» EXTRAIT DU TEXTE:
Je vous préviens tout de suite : je ne suis pas publivore, je suis profondément publiphobe. La petite collection de publicités présentée ici n'est donc pas un hommage, elle tente au contraire de démontrer que la publicité est laide, ringarde, malsaine.

LA PUBLICITÉ N'EST PAS L'INFORMATION

Voyez cette publicité d'auto-justification de 1968 : la photo du publiphobe y évoque les expositions vychistes ("Apprenez à reconnaître un mauvais Français à son physique"). L'argumentaire est simple : la publicité rend service au consommateur en l'informant sur les différents produits. Voyez simplement les publicités de la rubrique «Muscles et gonflette»...

Même rebaptisée «publicité», la promotion commerciale n'est toujours que de la stupide réclame : son but n'est pas d'informer, mais de vendre (ce qui est bien souvent incompatible). L'argumentaire de l'exemple ci-dessus est bien sûr vieillot, mais le propos demeure... ainsi les info-merciales (interminables publicités présentées sous forme de reportages), ainsi le mélange de plus en plus sournois entre information et publicité (grâce au poids des annonceurs).

LE PUBLICITÉ N'EST PAS LE REFLET DE LA SOCIÉTÉ

Un argument développé de plus en plus fréquemment par les publicitaires (voyez par exemple l'émission «Culture Pub») : la publicité est le reflet de la société et des mentalités. Il conviendrait donc de s'y intéresser du point de vue sociologique : «regardez la publicité, consommez de la publicité, vous apprendrez qui vous êtes...»

C'est un mensonge : par définition la pub ne peut pas être le reflet de la société. Son unique raison d'être est de générer des envies, et pour cela elle doit montrer un monde «meilleur» (c'est-à-dire où chacun utilise le produit vanté). Si la pub montrait le monde tel qu'il est, elle ne créerait pas de nouveaux besoins, donc elle ne vendrait rien.

Quant aux mentalités, c'est encore pire. La pub n'est que le reflet d'une seule mentalité : individualiste et consumériste. Elle n'est pas l'image des mentalités, seulement elle les manipule et tente de les façonner. Les publicités présentées ici le montrent : entre 1968 et 1974, alors que la société est marquée par la libération de la femme et l'émergence de modèles de vie plus désintéressés, la pub fait encore la promotion du «vrai homme», couillu, dominateur et ultra-compétitif.

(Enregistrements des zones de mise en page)
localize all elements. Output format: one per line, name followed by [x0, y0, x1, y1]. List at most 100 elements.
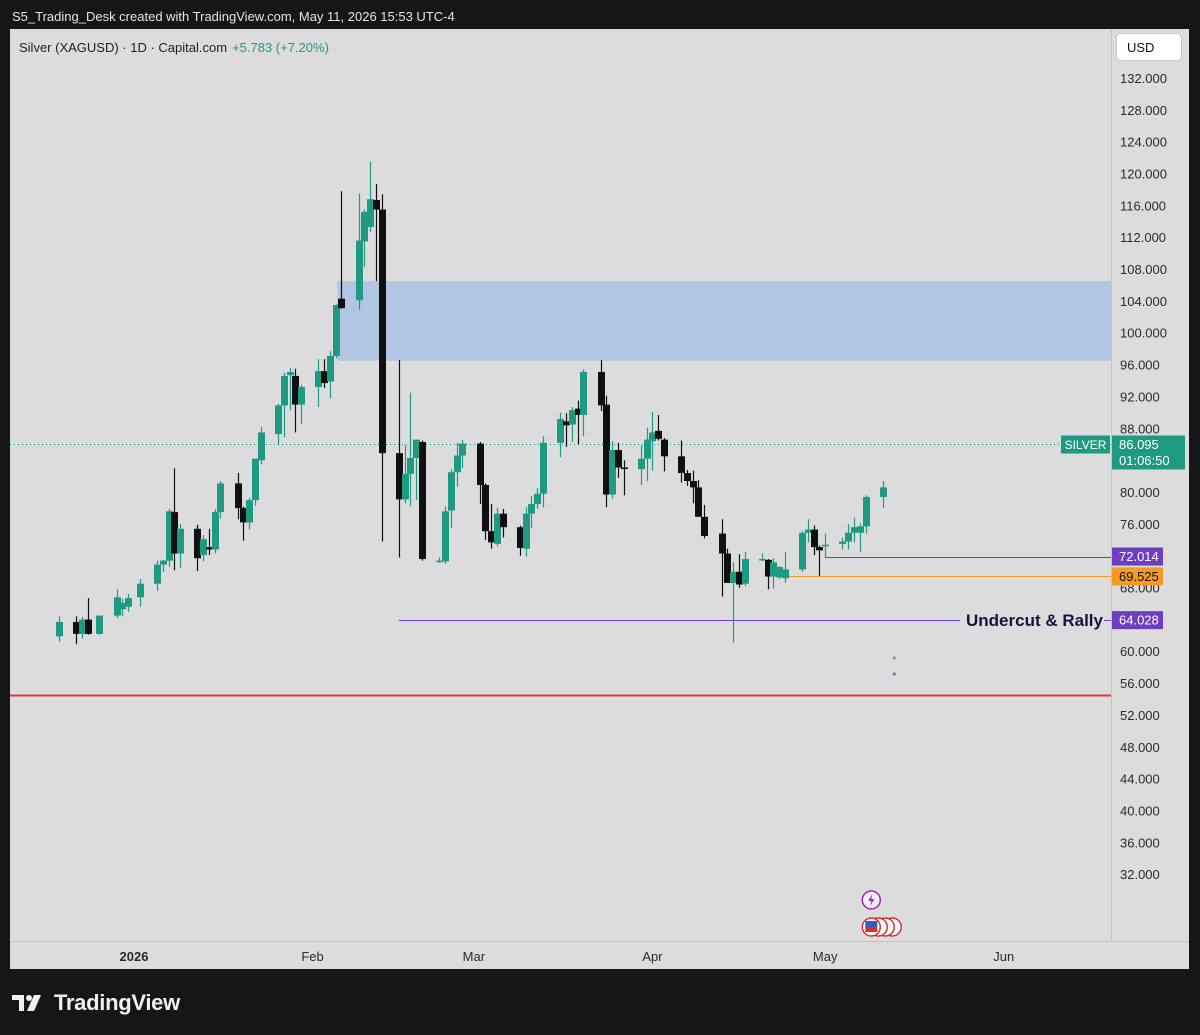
price-tick-label: 88.000 [1120, 421, 1160, 436]
candle-body [212, 512, 219, 550]
symbol-legend[interactable]: Silver (XAGUSD) · 1D · Capital.com +5.783… [19, 40, 329, 55]
candle-body [719, 533, 726, 554]
candle-body [857, 526, 864, 533]
level-64-axis-tag [1112, 611, 1163, 630]
candle-body [96, 615, 103, 634]
candle-body [315, 371, 322, 388]
level-64-axis-label: 64.028 [1119, 613, 1159, 628]
candle-body [701, 516, 708, 536]
level-72-axis-tag [1112, 547, 1163, 566]
price-tick-label: 108.000 [1120, 262, 1167, 277]
candle-body [56, 621, 63, 637]
price-tick-label: 116.000 [1120, 198, 1166, 213]
tradingview-logo-icon [12, 995, 41, 1011]
candle-body [684, 473, 691, 482]
symbol-title: Silver (XAGUSD) · 1D · Capital.com [19, 40, 228, 55]
candle-body [569, 410, 576, 425]
candle-body [644, 439, 651, 459]
candle-body [776, 567, 783, 578]
price-axis-panel [1111, 29, 1189, 969]
candle-body [649, 432, 656, 442]
candle-body [367, 199, 374, 228]
candle-body [742, 559, 749, 584]
candle-body [730, 571, 737, 583]
candle-body [298, 387, 305, 405]
candle-body [695, 487, 702, 517]
price-tick-label: 132.000 [1120, 71, 1167, 86]
candle-body [482, 485, 489, 532]
candle-body [200, 539, 207, 556]
last-price-axis-tag [1112, 435, 1185, 470]
candle-body [177, 528, 184, 554]
price-tick-label: 76.000 [1120, 517, 1160, 532]
candle-body [557, 418, 564, 443]
candle-body [477, 443, 484, 485]
candle-body [655, 430, 662, 439]
price-tick-label: 128.000 [1120, 103, 1167, 118]
candle-body [621, 467, 628, 470]
price-tick-label: 36.000 [1120, 835, 1160, 850]
candle-body [292, 375, 299, 405]
candle-body [880, 487, 887, 497]
candle-body [563, 421, 570, 426]
candle-body [79, 619, 86, 634]
candle-body [638, 458, 645, 470]
candle-body [805, 529, 812, 533]
time-tick-label: May [813, 949, 838, 964]
chart-canvas[interactable]: 32.000 36.000 40.000 44.000 48.000 52.000 56.0… [10, 29, 1189, 969]
candle-body [396, 453, 403, 500]
candle-body [678, 456, 685, 474]
candle-body [235, 483, 242, 509]
candle-body [759, 559, 766, 561]
candle-body [863, 496, 870, 527]
last-price-countdown: 01:06:50 [1119, 453, 1170, 468]
candle-body [361, 211, 368, 242]
candle-body [575, 408, 582, 415]
candle-body [419, 442, 426, 560]
candle-body [206, 547, 213, 550]
candle-body [442, 511, 449, 562]
candle-body [171, 512, 178, 554]
candle-body [287, 371, 294, 376]
candle-body [137, 583, 144, 598]
price-tick-label: 40.000 [1120, 803, 1160, 818]
candle-body [822, 544, 829, 547]
candle-body [736, 571, 743, 585]
candle-body [246, 500, 253, 523]
price-tick-label: 112.000 [1120, 230, 1166, 245]
level-72-axis-label: 72.014 [1119, 549, 1159, 564]
level-69-axis-tag [1112, 567, 1163, 586]
candle-body [258, 432, 265, 461]
candle-body [217, 483, 224, 513]
footer-brand[interactable]: TradingView [12, 990, 180, 1016]
price-tick-label: 100.000 [1120, 326, 1167, 341]
candle-body [338, 298, 345, 309]
price-tick-label: 52.000 [1120, 708, 1160, 723]
candle-body [166, 511, 173, 561]
annotation-backdrop [960, 609, 1104, 632]
candle-body [609, 449, 616, 495]
candle-body [240, 508, 247, 523]
candle-body [765, 559, 772, 577]
last-price-symbol-label: SILVER [1065, 438, 1107, 452]
candle-body [845, 532, 852, 542]
candle-body [333, 305, 340, 357]
candle-body [534, 493, 541, 505]
candle-body [770, 562, 777, 577]
candle-body [580, 371, 587, 415]
price-tick-label: 60.000 [1120, 644, 1160, 659]
candle-body [816, 547, 823, 551]
marker-dot [892, 656, 896, 660]
candle-body [598, 371, 605, 406]
supply-zone-rect [337, 281, 1111, 361]
candle-body [154, 564, 161, 584]
candle-body [119, 602, 126, 610]
candle-body [252, 458, 259, 501]
candle-body [690, 481, 697, 488]
candle-body [275, 405, 282, 435]
candle-body [603, 404, 610, 495]
price-tick-label: 104.000 [1120, 294, 1167, 309]
currency-button[interactable]: USD [1116, 33, 1182, 61]
candle-body [459, 443, 466, 456]
candle-body [321, 371, 328, 384]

» CONSIGNES:
A. D'après le texte sur la publicité, quelle est l'unique raison d'être de la pub ?
B. Recopiez le passage du texte sur la publicité allant de « LE PUBLICITÉ N'EST » à « ne vendrait rien. », en changeant « mensonge » en « leurre ».

» RÉSULTATS ATTENDUS:
A. Générer des envies.

B.
LE PUBLICITÉ N'EST PAS LE REFLET DE LA SOCIÉTÉ

Un argument développé de plus en plus fréquemment par les publicitaires (voyez par exemple l'émission «Culture Pub») : la publicité est le reflet de la société et des mentalités. Il conviendrait donc de s'y intéresser du point de vue sociologique : «regardez la publicité, consommez de la publicité, vous apprendrez qui vous êtes...»

C'est un leurre : par définition la pub ne peut pas être le reflet de la société. Son unique raison d'être est de générer des envies, et pour cela elle doit montrer un monde «meilleur» (c'est-à-dire où chacun utilise le produit vanté). Si la pub montrait le monde tel qu'il est, elle ne créerait pas de nouveaux besoins, donc elle ne vendrait rien.